Saved entries:
....

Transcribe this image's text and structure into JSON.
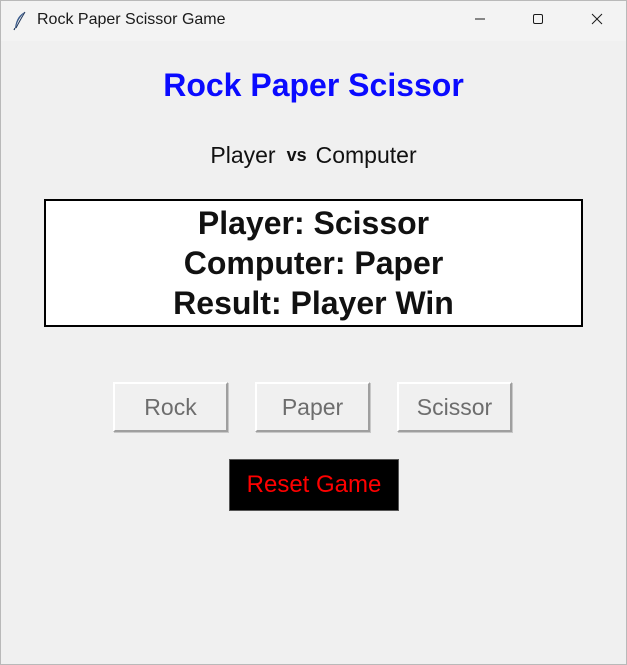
{
  "window": {
    "title": "Rock Paper Scissor Game",
    "app_icon": "feather-icon",
    "controls": [
      "minimize-icon",
      "maximize-icon",
      "close-icon"
    ]
  },
  "game": {
    "heading": "Rock Paper Scissor",
    "player_label": "Player",
    "vs_label": "vs",
    "computer_label": "Computer"
  },
  "result": {
    "player_line": "Player: Scissor",
    "computer_line": "Computer: Paper",
    "result_line": "Result: Player Win"
  },
  "buttons": {
    "rock": "Rock",
    "paper": "Paper",
    "scissor": "Scissor",
    "reset": "Reset Game"
  },
  "colors": {
    "heading": "#0a0aff",
    "reset_text": "#ff0000",
    "reset_bg": "#000000",
    "disabled_text": "#6d6d6d",
    "window_bg": "#f0f0f0"
  }
}
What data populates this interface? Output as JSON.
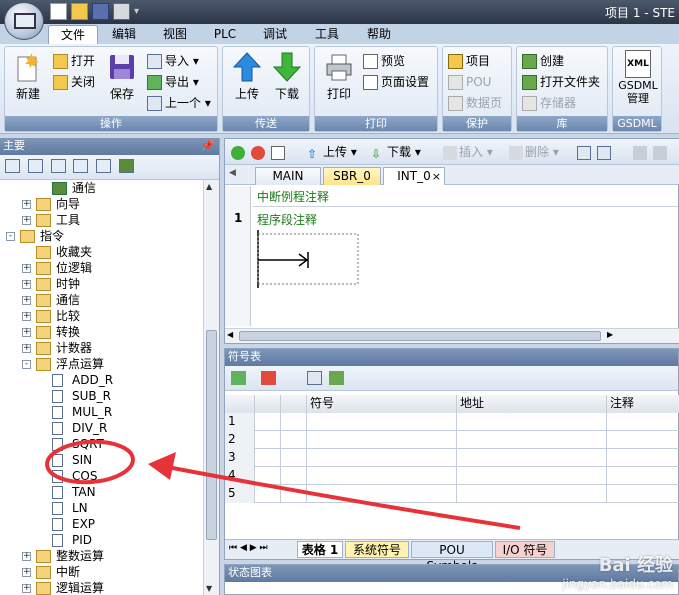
{
  "window": {
    "title": "项目 1 - STE"
  },
  "ribbon": {
    "tabs": [
      {
        "label": "文件"
      },
      {
        "label": "编辑"
      },
      {
        "label": "视图"
      },
      {
        "label": "PLC"
      },
      {
        "label": "调试"
      },
      {
        "label": "工具"
      },
      {
        "label": "帮助"
      }
    ],
    "groups": {
      "operation": {
        "label": "操作",
        "new": "新建",
        "open": "打开",
        "close": "关闭",
        "save": "保存",
        "import": "导入",
        "export": "导出",
        "previous": "上一个"
      },
      "transfer": {
        "label": "传送",
        "upload": "上传",
        "download": "下载"
      },
      "print": {
        "label": "打印",
        "print": "打印",
        "preview": "预览",
        "page_setup": "页面设置"
      },
      "protect": {
        "label": "保护",
        "project": "项目",
        "pou": "POU",
        "data_page": "数据页"
      },
      "library": {
        "label": "库",
        "create": "创建",
        "open_folder": "打开文件夹",
        "memory": "存储器"
      },
      "gsdml": {
        "label": "GSDML",
        "manage": "GSDML\n管理",
        "xml": "XML"
      }
    }
  },
  "left_pane": {
    "title": "主要",
    "tree": [
      {
        "label": "通信",
        "level": 2,
        "expander": "",
        "icon": "pc"
      },
      {
        "label": "向导",
        "level": 1,
        "expander": "+",
        "icon": "folder"
      },
      {
        "label": "工具",
        "level": 1,
        "expander": "+",
        "icon": "folder"
      },
      {
        "label": "指令",
        "level": 0,
        "expander": "-",
        "icon": "folder"
      },
      {
        "label": "收藏夹",
        "level": 1,
        "expander": "",
        "icon": "folder"
      },
      {
        "label": "位逻辑",
        "level": 1,
        "expander": "+",
        "icon": "folder"
      },
      {
        "label": "时钟",
        "level": 1,
        "expander": "+",
        "icon": "folder"
      },
      {
        "label": "通信",
        "level": 1,
        "expander": "+",
        "icon": "folder"
      },
      {
        "label": "比较",
        "level": 1,
        "expander": "+",
        "icon": "folder"
      },
      {
        "label": "转换",
        "level": 1,
        "expander": "+",
        "icon": "folder"
      },
      {
        "label": "计数器",
        "level": 1,
        "expander": "+",
        "icon": "folder"
      },
      {
        "label": "浮点运算",
        "level": 1,
        "expander": "-",
        "icon": "folder"
      },
      {
        "label": "ADD_R",
        "level": 2,
        "expander": "",
        "icon": "fn"
      },
      {
        "label": "SUB_R",
        "level": 2,
        "expander": "",
        "icon": "fn"
      },
      {
        "label": "MUL_R",
        "level": 2,
        "expander": "",
        "icon": "fn"
      },
      {
        "label": "DIV_R",
        "level": 2,
        "expander": "",
        "icon": "fn"
      },
      {
        "label": "SQRT",
        "level": 2,
        "expander": "",
        "icon": "fn"
      },
      {
        "label": "SIN",
        "level": 2,
        "expander": "",
        "icon": "fn"
      },
      {
        "label": "COS",
        "level": 2,
        "expander": "",
        "icon": "fn"
      },
      {
        "label": "TAN",
        "level": 2,
        "expander": "",
        "icon": "fn"
      },
      {
        "label": "LN",
        "level": 2,
        "expander": "",
        "icon": "fn"
      },
      {
        "label": "EXP",
        "level": 2,
        "expander": "",
        "icon": "fn"
      },
      {
        "label": "PID",
        "level": 2,
        "expander": "",
        "icon": "fn"
      },
      {
        "label": "整数运算",
        "level": 1,
        "expander": "+",
        "icon": "folder"
      },
      {
        "label": "中断",
        "level": 1,
        "expander": "+",
        "icon": "folder"
      },
      {
        "label": "逻辑运算",
        "level": 1,
        "expander": "+",
        "icon": "folder"
      }
    ]
  },
  "editor": {
    "toolbar": {
      "upload": "上传",
      "download": "下载",
      "insert": "插入",
      "delete": "删除"
    },
    "tabs": [
      {
        "label": "MAIN"
      },
      {
        "label": "SBR_0"
      },
      {
        "label": "INT_0"
      }
    ],
    "routine_comment": "中断例程注释",
    "network_number": "1",
    "network_comment": "程序段注释"
  },
  "symbol_table": {
    "title": "符号表",
    "columns": [
      "符号",
      "地址",
      "注释"
    ],
    "rows": [
      "1",
      "2",
      "3",
      "4",
      "5"
    ],
    "tabs": [
      {
        "label": "表格 1"
      },
      {
        "label": "系统符号"
      },
      {
        "label": "POU Symbols"
      },
      {
        "label": "I/O 符号"
      }
    ]
  },
  "status_chart": {
    "title": "状态图表"
  },
  "watermark": {
    "name": "Bai 经验",
    "url": "jingyan.baidu.com"
  },
  "colors": {
    "annotation": "#e8323a",
    "ribbon_accent": "#6c87ad"
  }
}
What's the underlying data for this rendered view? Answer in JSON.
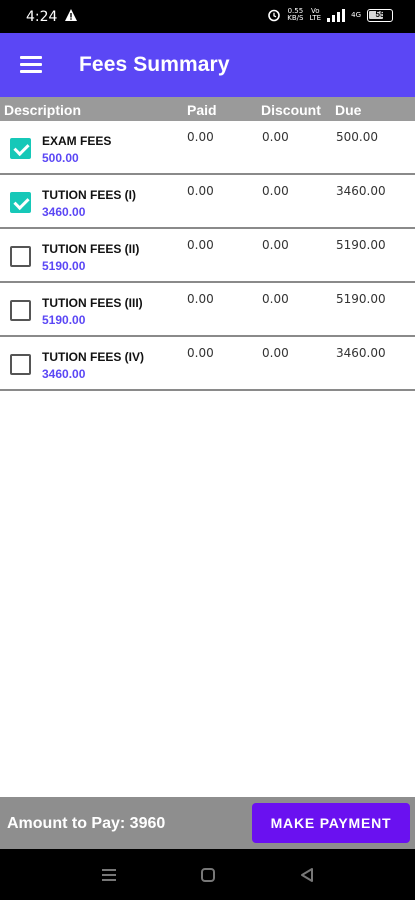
{
  "status_bar": {
    "time": "4:24",
    "net_speed_top": "0.55",
    "net_speed_bottom": "KB/S",
    "net_type": "4G",
    "battery": "55"
  },
  "app_bar": {
    "title": "Fees Summary"
  },
  "table": {
    "headers": {
      "description": "Description",
      "paid": "Paid",
      "discount": "Discount",
      "due": "Due"
    },
    "rows": [
      {
        "name": "EXAM FEES",
        "amount": "500.00",
        "paid": "0.00",
        "discount": "0.00",
        "due": "500.00",
        "checked": true
      },
      {
        "name": "TUTION FEES (I)",
        "amount": "3460.00",
        "paid": "0.00",
        "discount": "0.00",
        "due": "3460.00",
        "checked": true
      },
      {
        "name": "TUTION FEES (II)",
        "amount": "5190.00",
        "paid": "0.00",
        "discount": "0.00",
        "due": "5190.00",
        "checked": false
      },
      {
        "name": "TUTION FEES (III)",
        "amount": "5190.00",
        "paid": "0.00",
        "discount": "0.00",
        "due": "5190.00",
        "checked": false
      },
      {
        "name": "TUTION FEES (IV)",
        "amount": "3460.00",
        "paid": "0.00",
        "discount": "0.00",
        "due": "3460.00",
        "checked": false
      }
    ]
  },
  "footer": {
    "amount_to_pay": "Amount to Pay: 3960",
    "make_payment_label": "MAKE PAYMENT"
  },
  "icons": {
    "menu": "hamburger-menu-icon",
    "warning": "warning-triangle-icon",
    "alarm": "alarm-clock-icon",
    "signal": "signal-bars-icon",
    "battery": "battery-icon",
    "nav_recents": "recents-menu-icon",
    "nav_home": "home-square-icon",
    "nav_back": "back-triangle-icon"
  },
  "colors": {
    "app_bar": "#5b47f5",
    "table_header": "#9a9a9a",
    "checkbox_checked": "#16c8b8",
    "amount_text": "#5b47f5",
    "footer": "#8e8e8e",
    "pay_button": "#6a11f0"
  }
}
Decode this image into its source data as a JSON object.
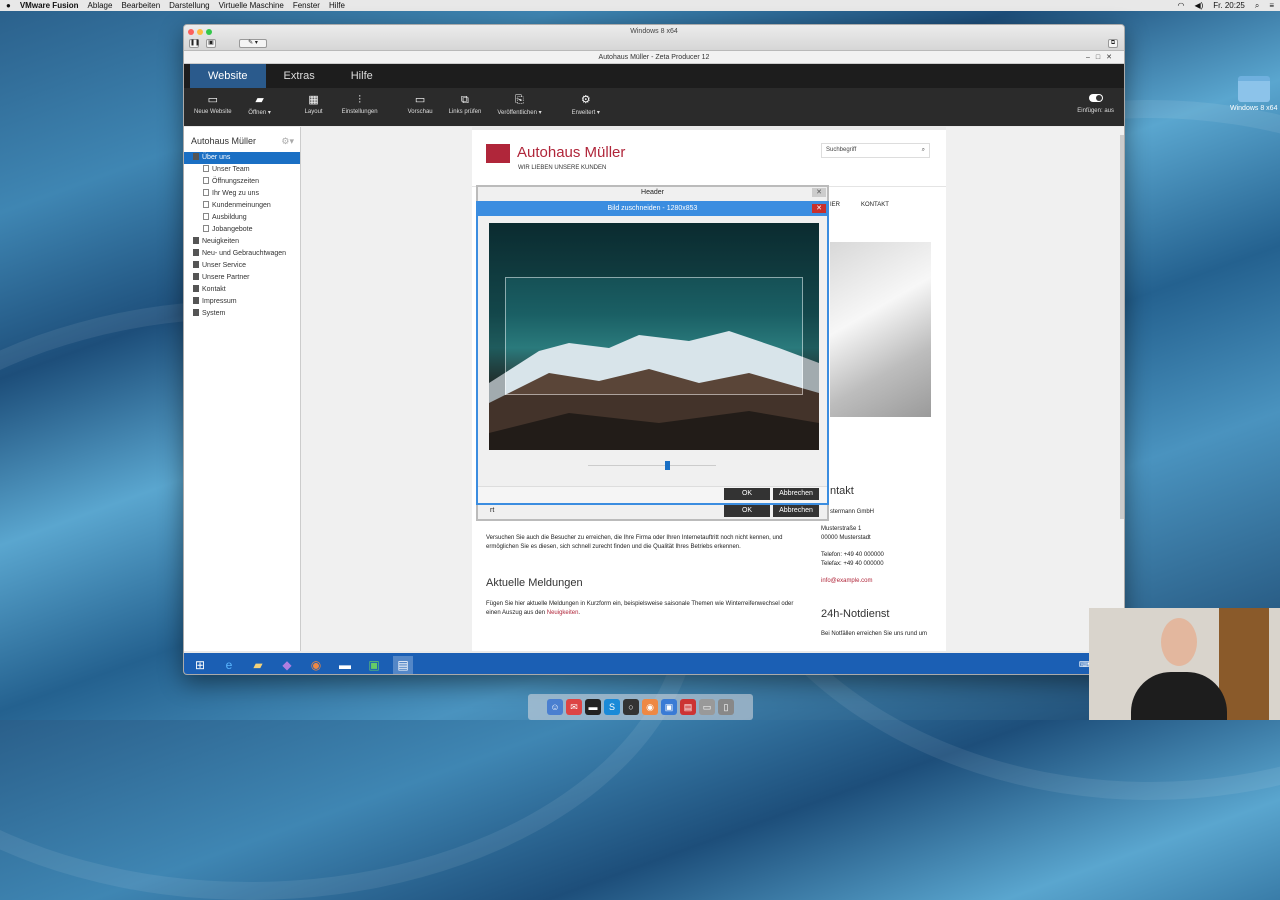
{
  "mac_menubar": {
    "app": "VMware Fusion",
    "items": [
      "Ablage",
      "Bearbeiten",
      "Darstellung",
      "Virtuelle Maschine",
      "Fenster",
      "Hilfe"
    ],
    "clock": "Fr. 20:25"
  },
  "desktop_icon": {
    "label": "Windows 8 x64"
  },
  "vm_window": {
    "title": "Windows 8 x64"
  },
  "app": {
    "title": "Autohaus Müller - Zeta Producer 12",
    "tabs": [
      "Website",
      "Extras",
      "Hilfe"
    ],
    "ribbon": {
      "new_website": "Neue Website",
      "open": "Öffnen ▾",
      "layout": "Layout",
      "settings": "Einstellungen",
      "preview": "Vorschau",
      "links": "Links prüfen",
      "publish": "Veröffentlichen ▾",
      "advanced": "Erweitert ▾",
      "paste": "Einfügen: aus"
    }
  },
  "sidebar": {
    "title": "Autohaus Müller",
    "items": [
      {
        "label": "Über uns",
        "level": 0,
        "selected": true
      },
      {
        "label": "Unser Team",
        "level": 1
      },
      {
        "label": "Öffnungszeiten",
        "level": 1
      },
      {
        "label": "Ihr Weg zu uns",
        "level": 1
      },
      {
        "label": "Kundenmeinungen",
        "level": 1
      },
      {
        "label": "Ausbildung",
        "level": 1
      },
      {
        "label": "Jobangebote",
        "level": 1
      },
      {
        "label": "Neuigkeiten",
        "level": 0
      },
      {
        "label": "Neu- und Gebrauchtwagen",
        "level": 0
      },
      {
        "label": "Unser Service",
        "level": 0
      },
      {
        "label": "Unsere Partner",
        "level": 0
      },
      {
        "label": "Kontakt",
        "level": 0
      },
      {
        "label": "Impressum",
        "level": 0
      },
      {
        "label": "System",
        "level": 0
      }
    ]
  },
  "site": {
    "brand": "Autohaus Müller",
    "tagline": "WIR LIEBEN UNSERE KUNDEN",
    "search_placeholder": "Suchbegriff",
    "nav_partial": "IER",
    "nav_contact": "KONTAKT",
    "para1": "Versuchen Sie auch die Besucher zu erreichen, die Ihre Firma oder Ihren Internetauftritt noch nicht kennen, und ermöglichen Sie es diesen, sich schnell zurecht finden und die Qualität Ihres Betriebs erkennen.",
    "news_heading": "Aktuelle Meldungen",
    "news_text": "Fügen Sie hier aktuelle Meldungen in Kurzform ein, beispielsweise saisonale Themen wie Winterreifenwechsel oder einen Auszug aus den",
    "news_link": "Neuigkeiten",
    "news_end": ".",
    "contact_heading": "ntakt",
    "contact_company": "stermann GmbH",
    "contact_street": "Musterstraße 1",
    "contact_city": "00000 Musterstadt",
    "contact_phone": "Telefon: +49 40 000000",
    "contact_fax": "Telefax: +49 40 000000",
    "contact_email": "info@example.com",
    "emergency_heading": "24h-Notdienst",
    "emergency_text": "Bei Notfällen erreichen Sie uns rund um"
  },
  "header_dialog": {
    "title": "Header",
    "partial": "rt",
    "ok": "OK",
    "cancel": "Abbrechen"
  },
  "crop_dialog": {
    "title": "Bild zuschneiden - 1280x853",
    "ok": "OK",
    "cancel": "Abbrechen",
    "zoom_level": 0.62
  }
}
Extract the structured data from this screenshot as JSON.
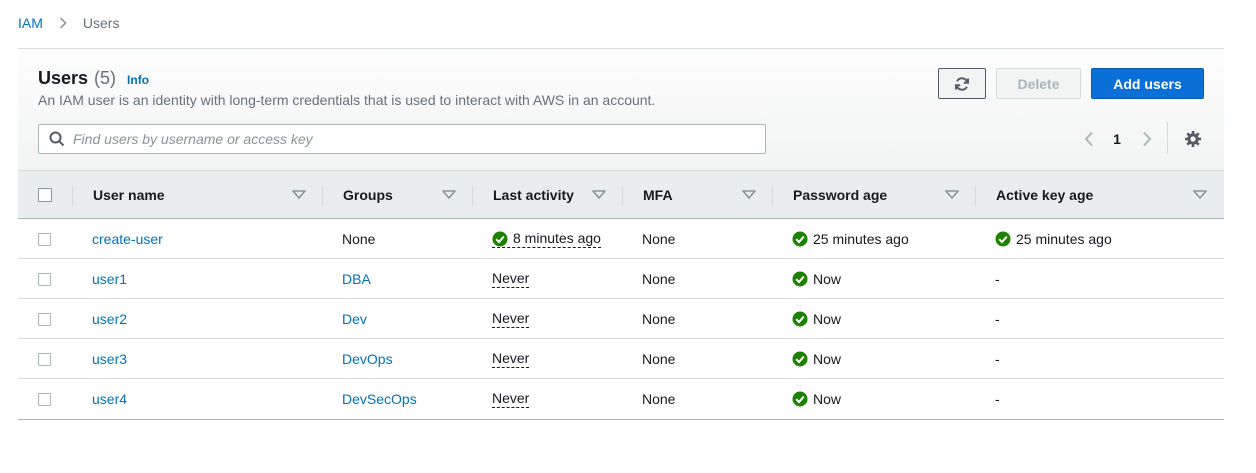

....

## WHAT TO WORK ON:
Copy each line of the preceding data that contains the string "Müller".

## TASK RESULT:
    "title": "Autohaus Müller - Zeta Producer 12",
    "title": "Autohaus Müller",
    "brand": "Autohaus Müller",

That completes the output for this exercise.